◆ **AIM OF THE TASK**:
Leave the pictures out and print every record below exactly as it stands.
━━━━━━━━
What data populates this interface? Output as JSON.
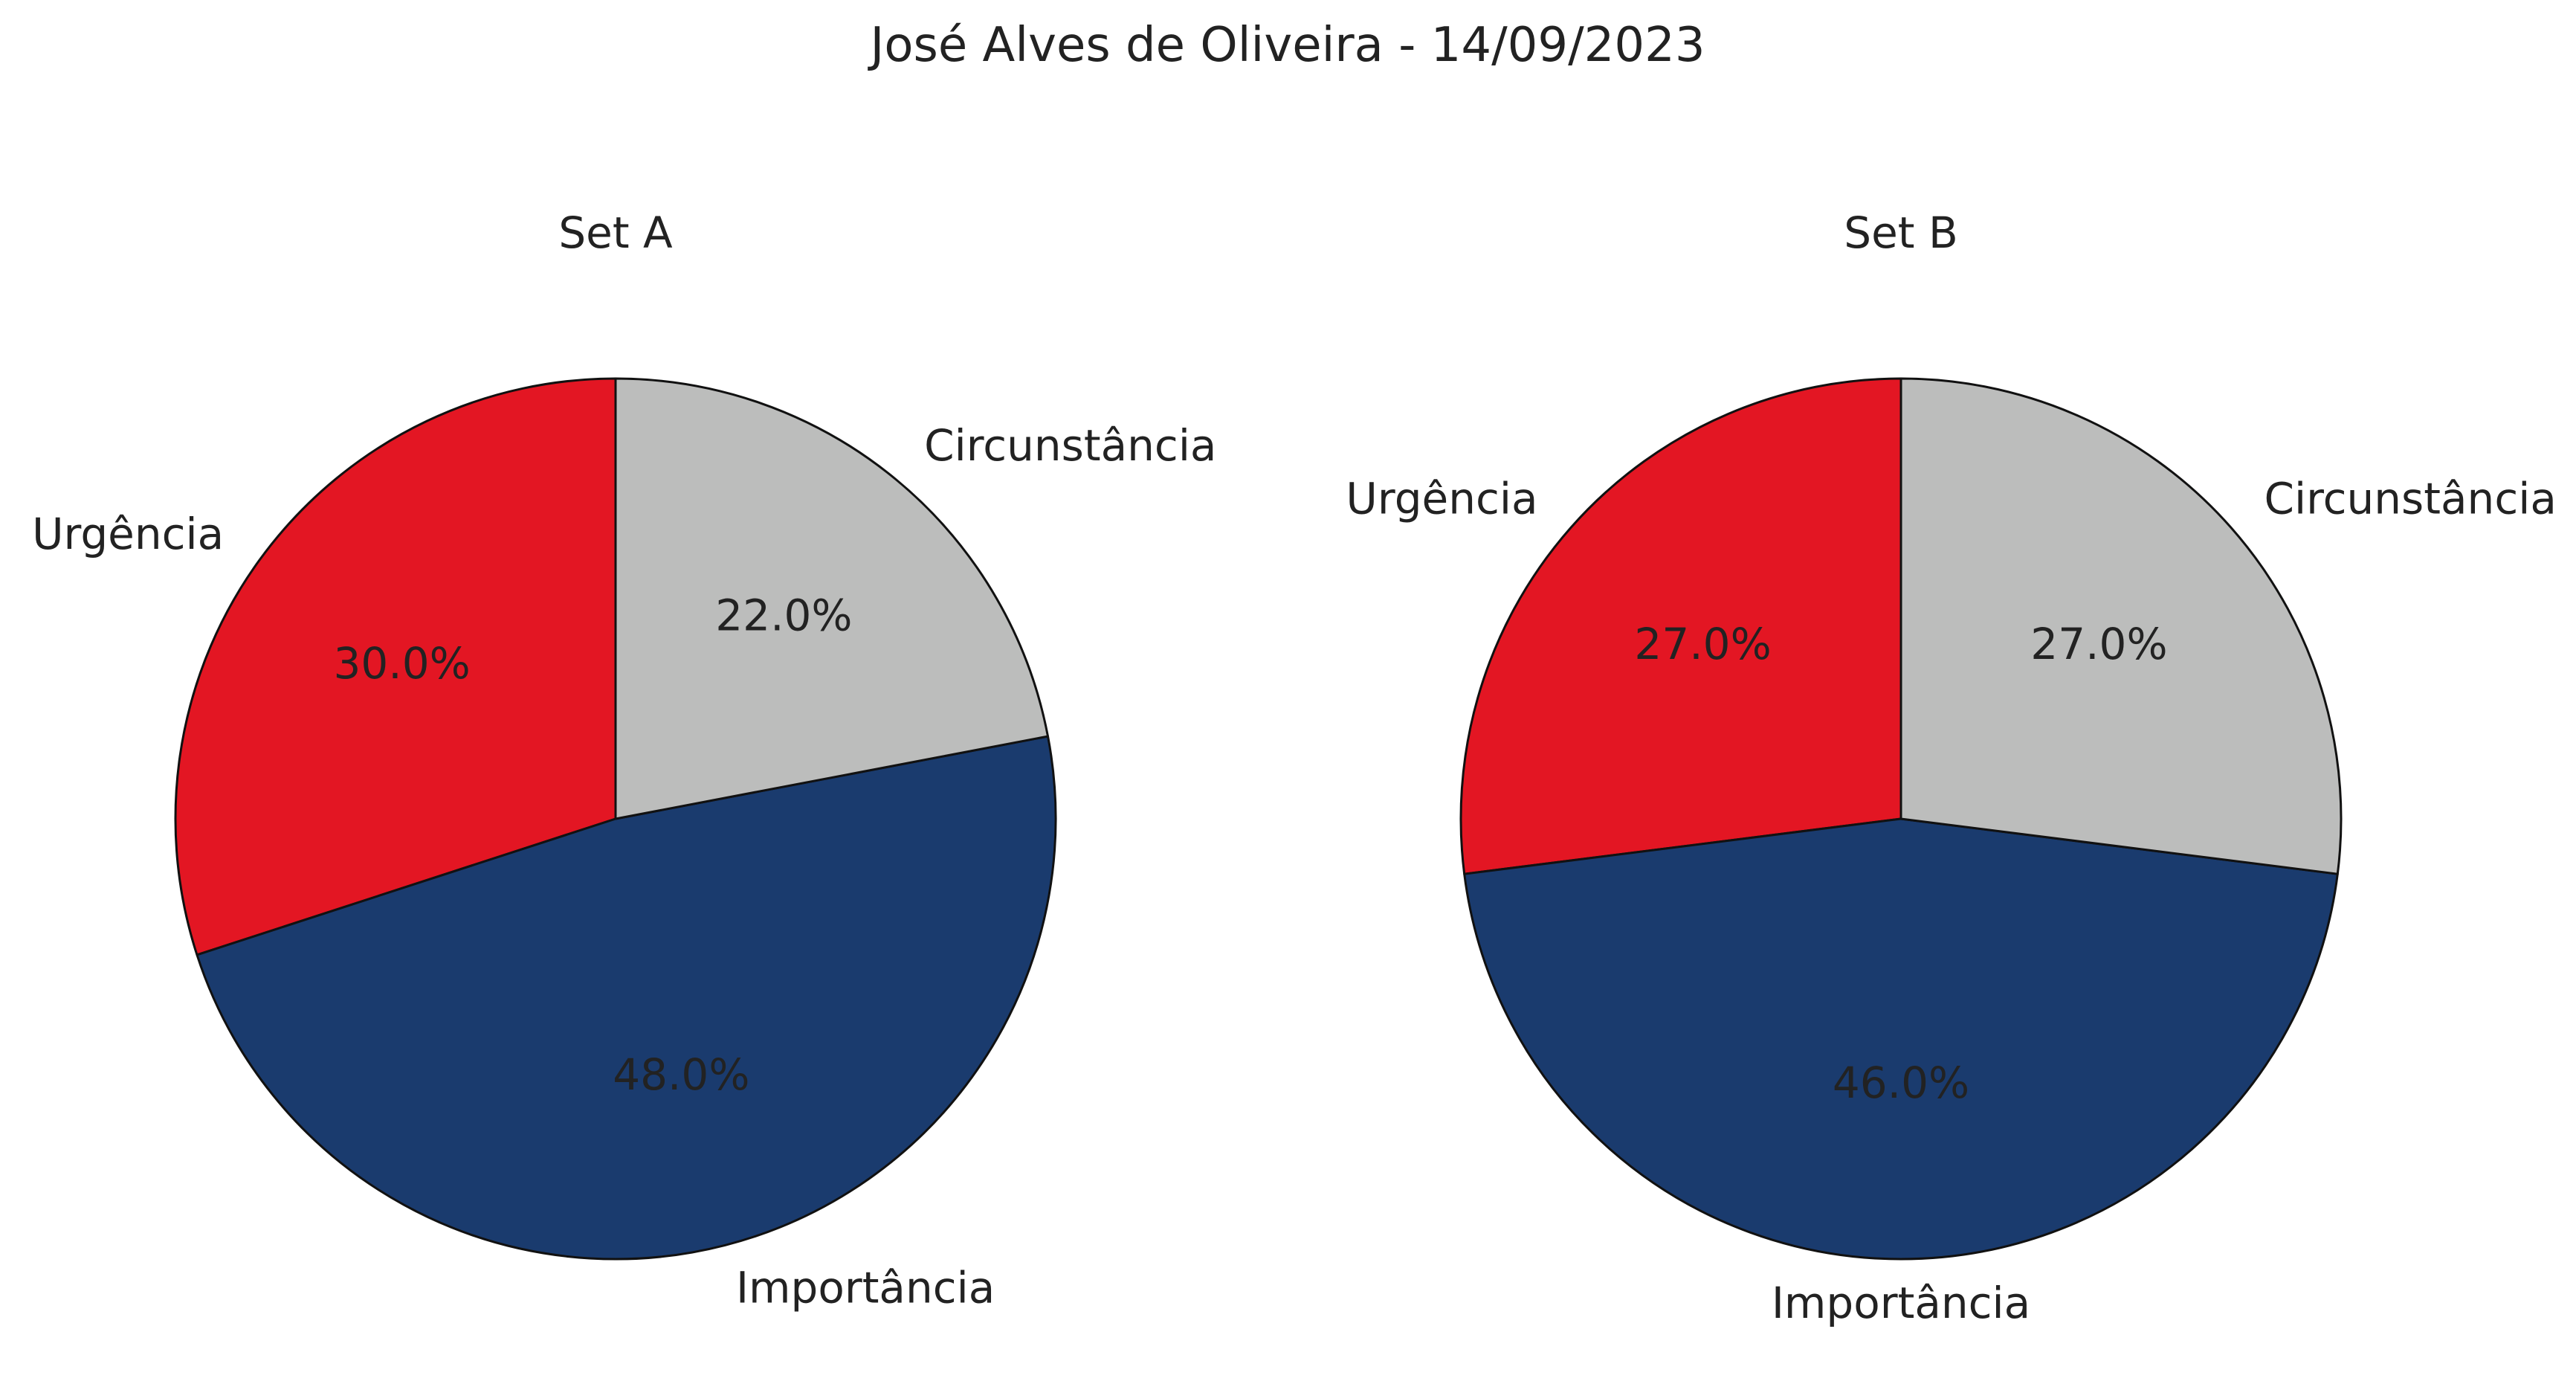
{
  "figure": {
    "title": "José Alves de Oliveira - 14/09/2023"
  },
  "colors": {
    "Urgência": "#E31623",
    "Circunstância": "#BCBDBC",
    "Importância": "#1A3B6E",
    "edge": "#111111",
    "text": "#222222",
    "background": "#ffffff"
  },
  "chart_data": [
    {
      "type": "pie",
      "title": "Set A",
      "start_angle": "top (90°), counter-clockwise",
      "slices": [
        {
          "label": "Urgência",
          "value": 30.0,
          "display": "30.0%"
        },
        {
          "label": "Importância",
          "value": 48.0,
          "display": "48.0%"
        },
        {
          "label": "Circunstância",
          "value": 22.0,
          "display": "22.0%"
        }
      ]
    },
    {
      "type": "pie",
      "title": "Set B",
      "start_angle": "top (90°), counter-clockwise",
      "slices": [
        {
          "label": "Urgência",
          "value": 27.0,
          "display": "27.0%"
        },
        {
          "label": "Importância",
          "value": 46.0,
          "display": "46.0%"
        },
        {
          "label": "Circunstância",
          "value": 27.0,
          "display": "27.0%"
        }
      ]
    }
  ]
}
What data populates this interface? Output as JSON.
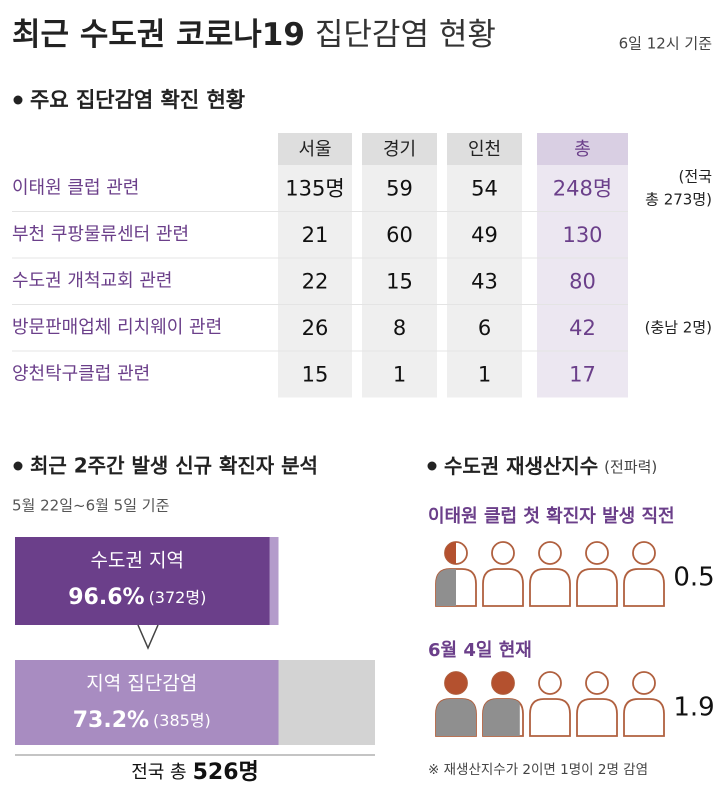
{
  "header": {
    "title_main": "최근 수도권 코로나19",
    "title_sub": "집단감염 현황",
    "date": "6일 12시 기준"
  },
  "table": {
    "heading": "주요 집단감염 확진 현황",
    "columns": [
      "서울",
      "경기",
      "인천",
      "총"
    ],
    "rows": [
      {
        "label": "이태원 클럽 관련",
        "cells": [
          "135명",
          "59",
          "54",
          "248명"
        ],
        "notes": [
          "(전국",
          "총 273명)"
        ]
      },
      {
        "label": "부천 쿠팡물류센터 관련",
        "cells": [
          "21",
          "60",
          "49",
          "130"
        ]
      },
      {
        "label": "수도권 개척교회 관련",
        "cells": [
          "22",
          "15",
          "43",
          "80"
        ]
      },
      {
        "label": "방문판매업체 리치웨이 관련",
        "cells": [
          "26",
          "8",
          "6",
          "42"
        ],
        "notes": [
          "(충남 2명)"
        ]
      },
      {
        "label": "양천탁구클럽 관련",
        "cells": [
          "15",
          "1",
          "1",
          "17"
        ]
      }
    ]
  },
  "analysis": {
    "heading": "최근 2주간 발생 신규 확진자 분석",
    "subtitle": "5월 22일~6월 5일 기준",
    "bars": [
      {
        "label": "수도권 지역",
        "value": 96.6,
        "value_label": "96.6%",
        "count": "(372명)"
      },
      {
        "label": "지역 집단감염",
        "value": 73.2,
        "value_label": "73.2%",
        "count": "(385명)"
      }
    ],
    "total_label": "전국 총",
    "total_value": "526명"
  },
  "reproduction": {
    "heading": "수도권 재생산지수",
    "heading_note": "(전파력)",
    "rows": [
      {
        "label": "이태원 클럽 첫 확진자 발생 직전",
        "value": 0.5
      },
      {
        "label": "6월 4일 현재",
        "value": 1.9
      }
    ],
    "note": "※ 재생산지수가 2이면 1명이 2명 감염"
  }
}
━━━━━━━━
◆ **CORRECT RESPONSE**:
What data populates this interface? Output as JSON.
{
  "figure": {
    "title": "José Alves de Oliveira - 14/09/2023"
  },
  "colors": {
    "Urgência": "#E31623",
    "Circunstância": "#BCBDBC",
    "Importância": "#1A3B6E",
    "edge": "#111111",
    "text": "#222222",
    "background": "#ffffff"
  },
  "chart_data": [
    {
      "type": "pie",
      "title": "Set A",
      "start_angle": "top (90°), counter-clockwise",
      "slices": [
        {
          "label": "Urgência",
          "value": 30.0,
          "display": "30.0%"
        },
        {
          "label": "Importância",
          "value": 48.0,
          "display": "48.0%"
        },
        {
          "label": "Circunstância",
          "value": 22.0,
          "display": "22.0%"
        }
      ]
    },
    {
      "type": "pie",
      "title": "Set B",
      "start_angle": "top (90°), counter-clockwise",
      "slices": [
        {
          "label": "Urgência",
          "value": 27.0,
          "display": "27.0%"
        },
        {
          "label": "Importância",
          "value": 46.0,
          "display": "46.0%"
        },
        {
          "label": "Circunstância",
          "value": 27.0,
          "display": "27.0%"
        }
      ]
    }
  ]
}
What data populates this interface? Output as JSON.
{
  "header": {
    "title_main": "최근 수도권 코로나19",
    "title_sub": "집단감염 현황",
    "date": "6일 12시 기준"
  },
  "table": {
    "heading": "주요 집단감염 확진 현황",
    "columns": [
      "서울",
      "경기",
      "인천",
      "총"
    ],
    "rows": [
      {
        "label": "이태원 클럽 관련",
        "cells": [
          "135명",
          "59",
          "54",
          "248명"
        ],
        "notes": [
          "(전국",
          "총 273명)"
        ]
      },
      {
        "label": "부천 쿠팡물류센터 관련",
        "cells": [
          "21",
          "60",
          "49",
          "130"
        ]
      },
      {
        "label": "수도권 개척교회 관련",
        "cells": [
          "22",
          "15",
          "43",
          "80"
        ]
      },
      {
        "label": "방문판매업체 리치웨이 관련",
        "cells": [
          "26",
          "8",
          "6",
          "42"
        ],
        "notes": [
          "(충남 2명)"
        ]
      },
      {
        "label": "양천탁구클럽 관련",
        "cells": [
          "15",
          "1",
          "1",
          "17"
        ]
      }
    ]
  },
  "analysis": {
    "heading": "최근 2주간 발생 신규 확진자 분석",
    "subtitle": "5월 22일~6월 5일 기준",
    "bars": [
      {
        "label": "수도권 지역",
        "value": 96.6,
        "value_label": "96.6%",
        "count": "(372명)"
      },
      {
        "label": "지역 집단감염",
        "value": 73.2,
        "value_label": "73.2%",
        "count": "(385명)"
      }
    ],
    "total_label": "전국 총",
    "total_value": "526명"
  },
  "reproduction": {
    "heading": "수도권 재생산지수",
    "heading_note": "(전파력)",
    "rows": [
      {
        "label": "이태원 클럽 첫 확진자 발생 직전",
        "value": 0.5
      },
      {
        "label": "6월 4일 현재",
        "value": 1.9
      }
    ],
    "note": "※ 재생산지수가 2이면 1명이 2명 감염"
  }
}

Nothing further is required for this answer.